(SELECTED PASSAGE):
■ ■ ■ ■ ■ ■ ■
Globally, research outputs have clearly indicated that inclusion of M3 research namely, soil Organic Matter, soil Microbes and soil Moisture retention, is critical in arresting and reversing soil degradation processes. Most researchers are in agreement that the M3 soil attributes enhance soil productivity, improve nutrient and water use efficiency, reduce production costs and significantly benefits the environment. There is an urgent need to move away from the traditional tilled agriculture (having many conflicting and unsustainable practices) to production management system such as the conservation agriculture (CA). CA consists of four broad intertwined management practices: (1) drastic reduction in soil disturbance, (2) maintenance of a continuous vegetative soil cover; (3) direct sowing; and (4) sound crop rotations. CA based production systems mimics natural agroecosystems and hence would result in numerous environmental benefits such as decreased soil erosion and water loss due to runoff, decreased carbon dioxide emissions and higher carbon sequestration, OM build-up, efficient nutrient cycling, reduced fuel consumption, increased water productivity, less flooding, and recharging of underground aquifers15,43, reduce compaction in the subsoil, and cracking in Vertisols. No-till agriculture with residue retention on soil surface has been found more carbon efficient and helpful in producing more at less cost and improve soil health in the process13,44. It is our strong belief that conservation agriculture principles can and must form an important component of the national strategy to produce more food, sustainably at lower costs, improve environmental quality and preserve natural resources15,18. Adding more chemical inputs to the soil, without addressing other parallel soil health concerns is bound to prove futile and is only expected to further aggravate the widening N:P:K ratios and inefficient use of fertiliser nutrients.
Agricultural research, based on agro-climatic zone, was initiated by ICAR in 1979 with an objective to generate location specific data for identification of the major problems limiting agricultural growth. Using the criteria of soils, physiography, bio-climate (climate, crops, and vegetation) and length of the growing season, ICAR delineated the country into 20 agro-ecoregions (AER) and 60 agro-eco-sub-regions (AESR). These criteria carved out homogenous regions for their growth potential, but did not reflect on the socio-economic endowments, market support and service sector in agricultural development. The AER concept also ignored the fact that introduction of irrigation water alleviates a major constraint for crop production and in fact provides opportunities for diversification of agriculture. In order to further refine the concept, ICAR introduced the concept of Production System Research (PSR), which is not only analogous to AER and geographical approach but goes beyond both of them. PSR concept integrates all the system components for determining productivity and profitability of the system. A total of 126 agro-climatic, NARP zones were earlier delineated in the country, based on ecological parameters like topography, rainfall pattern, soil types, temperature, cropping pattern and water availability which influence the type of vegetation45. Later on the ICAR bundled the NARP Agro-climatic zones into 15 prioritised production systems46 under the 5 agro-ecosystems (Irrigated, Rainfed, Hill and Mountains, Coastal and Arid ecosystems). Within each production system, homogenous resource management domains (e.g. soil fertility) can be further delineated such that each land unit is having similar production constraints and needed similar management.
■ ■ ■ ■ ■ ■ ■
(TRY IT): Extend the passage on conservation agriculture and agro-climatic zoning in India, starting right after its last sentence. The listing has nothing to do with this.

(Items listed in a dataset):
■ ■ ■ ■ ■ ■ ■
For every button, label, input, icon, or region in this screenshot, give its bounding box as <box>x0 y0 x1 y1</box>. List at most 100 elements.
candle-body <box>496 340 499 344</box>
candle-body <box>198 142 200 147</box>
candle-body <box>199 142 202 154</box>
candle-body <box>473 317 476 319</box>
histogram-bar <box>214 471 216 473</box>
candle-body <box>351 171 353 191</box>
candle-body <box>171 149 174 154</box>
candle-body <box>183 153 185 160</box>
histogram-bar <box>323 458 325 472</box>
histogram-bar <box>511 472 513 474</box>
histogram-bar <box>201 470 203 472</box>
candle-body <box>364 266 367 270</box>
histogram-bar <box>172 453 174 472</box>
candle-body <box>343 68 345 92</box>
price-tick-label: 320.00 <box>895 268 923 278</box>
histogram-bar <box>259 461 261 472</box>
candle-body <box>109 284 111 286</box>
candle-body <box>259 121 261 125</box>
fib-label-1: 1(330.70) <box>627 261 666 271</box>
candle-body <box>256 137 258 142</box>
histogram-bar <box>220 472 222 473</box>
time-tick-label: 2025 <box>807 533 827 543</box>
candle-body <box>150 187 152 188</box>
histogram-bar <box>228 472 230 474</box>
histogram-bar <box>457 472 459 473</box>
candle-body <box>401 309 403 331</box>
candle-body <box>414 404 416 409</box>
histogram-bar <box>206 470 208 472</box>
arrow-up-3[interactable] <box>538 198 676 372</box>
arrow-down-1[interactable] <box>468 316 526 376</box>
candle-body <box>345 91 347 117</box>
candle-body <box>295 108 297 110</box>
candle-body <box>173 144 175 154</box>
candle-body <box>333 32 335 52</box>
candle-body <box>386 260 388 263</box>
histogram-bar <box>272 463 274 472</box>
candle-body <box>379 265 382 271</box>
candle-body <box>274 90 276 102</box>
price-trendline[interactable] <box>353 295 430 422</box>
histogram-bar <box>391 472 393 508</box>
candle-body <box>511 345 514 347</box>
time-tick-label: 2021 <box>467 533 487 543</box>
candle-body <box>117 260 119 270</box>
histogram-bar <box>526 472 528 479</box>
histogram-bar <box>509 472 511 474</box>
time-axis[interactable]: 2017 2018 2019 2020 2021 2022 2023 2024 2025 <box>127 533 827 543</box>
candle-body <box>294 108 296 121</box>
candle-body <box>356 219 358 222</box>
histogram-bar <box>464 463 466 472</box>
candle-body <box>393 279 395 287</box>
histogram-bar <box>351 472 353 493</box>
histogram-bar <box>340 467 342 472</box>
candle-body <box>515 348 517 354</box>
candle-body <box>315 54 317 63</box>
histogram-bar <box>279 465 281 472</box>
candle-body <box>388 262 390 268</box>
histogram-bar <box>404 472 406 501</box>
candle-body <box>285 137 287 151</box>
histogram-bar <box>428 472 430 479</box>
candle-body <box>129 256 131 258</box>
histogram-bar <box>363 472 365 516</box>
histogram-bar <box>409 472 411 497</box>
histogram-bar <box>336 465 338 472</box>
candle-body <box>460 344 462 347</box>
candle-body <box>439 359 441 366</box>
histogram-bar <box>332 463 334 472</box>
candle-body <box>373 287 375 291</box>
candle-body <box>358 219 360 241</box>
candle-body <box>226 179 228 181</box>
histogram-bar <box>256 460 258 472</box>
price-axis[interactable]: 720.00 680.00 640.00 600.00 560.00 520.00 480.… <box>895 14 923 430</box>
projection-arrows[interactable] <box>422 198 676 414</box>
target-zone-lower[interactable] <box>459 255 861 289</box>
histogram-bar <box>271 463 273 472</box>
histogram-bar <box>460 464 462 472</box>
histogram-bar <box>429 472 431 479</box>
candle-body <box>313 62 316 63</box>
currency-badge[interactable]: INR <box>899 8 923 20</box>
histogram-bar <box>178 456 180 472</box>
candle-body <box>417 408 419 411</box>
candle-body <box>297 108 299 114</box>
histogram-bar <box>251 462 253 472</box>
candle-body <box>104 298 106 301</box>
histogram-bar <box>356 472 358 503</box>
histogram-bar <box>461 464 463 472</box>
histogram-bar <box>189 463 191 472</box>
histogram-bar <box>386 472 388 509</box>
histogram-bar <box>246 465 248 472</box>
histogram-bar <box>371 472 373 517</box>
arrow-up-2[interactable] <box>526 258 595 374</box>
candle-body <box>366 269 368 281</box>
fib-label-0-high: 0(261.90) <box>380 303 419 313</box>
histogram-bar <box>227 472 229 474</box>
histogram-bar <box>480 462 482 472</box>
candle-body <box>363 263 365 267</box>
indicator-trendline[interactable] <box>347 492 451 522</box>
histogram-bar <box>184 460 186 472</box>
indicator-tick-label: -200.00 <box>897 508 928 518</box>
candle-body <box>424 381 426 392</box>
■ ■ ■ ■ ■ ■ ■
(WRITTEN ANSWER):
Managing the natural resource base and sustaining agriculture require land based solutions. To meet these stated objectives, researchers have focused on the integration of biophysical and socioeconomic parameters to characterize land management units, also known as resource management domains / zones47, 48, 49, 50 for better resource management and sustainable agricultural production. Resource management domain/ unit is a homogenous land unit having similar constraints and need similar management approach for a specific land use. The concept of homogenous resource management units/ zones/ domains has progressed through many stages and has now found its way into precision farming for site-specific crop management51. This school became very popular when field comparisons of uniform versus variable fertiliser applications showed that there was considerable variability at scales finer than soil mapping units52.
The way forward seems that all exiting spatially distributed point chemical test patterns of N, P and K etc. be used for development of a georeferenced soil fertility framework. Using all the existing chemical soil test values obtained from analysis of spatially distributed samples in the state soil testing lab, an unsupervised classification method of multivariate clustering was used to delineate eight homogeneous soil fertility management zones53 as illustrated in figure 1. Farmers primarily practice rice–wheat/Indian-mustard cropping systems in Karnal, Haryana. The mean values of N/OC, P and K combinations for each of the eight delineated homogenous fertility management zones are given in tabular form below figure 1. Using the mean nutrient values in the QUEFTS (Quantitative Evaluation of Fertility on Tropical Soils) crop model, enables one to compute domain and crop-speciﬁc fertiliser recommendations53, 54, 55.
The RMD frame-work allows cost-effective procedures for soil sample acquisition, and drastically reduces analytical work, besides enabling researchers to incorporate signiﬁcant factors that regulate the supply of nutrients and hence fertiliser recommendations. Resource domains having a specific N, P and K combinations allows for real-time fertiliser recommendations26, 53, 54, 55, 56, 57, 58 for different cropping systems using different management practices (conventional or zero tillage). Computer aided modelling approaches uses the inherent nutrient supplying capacity of the soils (omission plot data and nutrient interactions) but may also consider the effects of tillage, residues and soil management options in regulating the supply nutrients vis-a-vis need for additional fertiliser. The resource management domain concept will also enable adoption and use of the customised fertiliser grades in the specific fertility domains. At present, SHC report does not consider effect of poor irrigation water quality, known to limit crop production and degrade soil health. The enabling concept of resource management domains will link the problem of poor quality ground waters, with soil fertility/ SHCs and also recommend corrective measures. The customised fertiliser approach will make recommendations more realistic and save on costly fertiliser nutrients and improve soil health through use of balanced fertilisers.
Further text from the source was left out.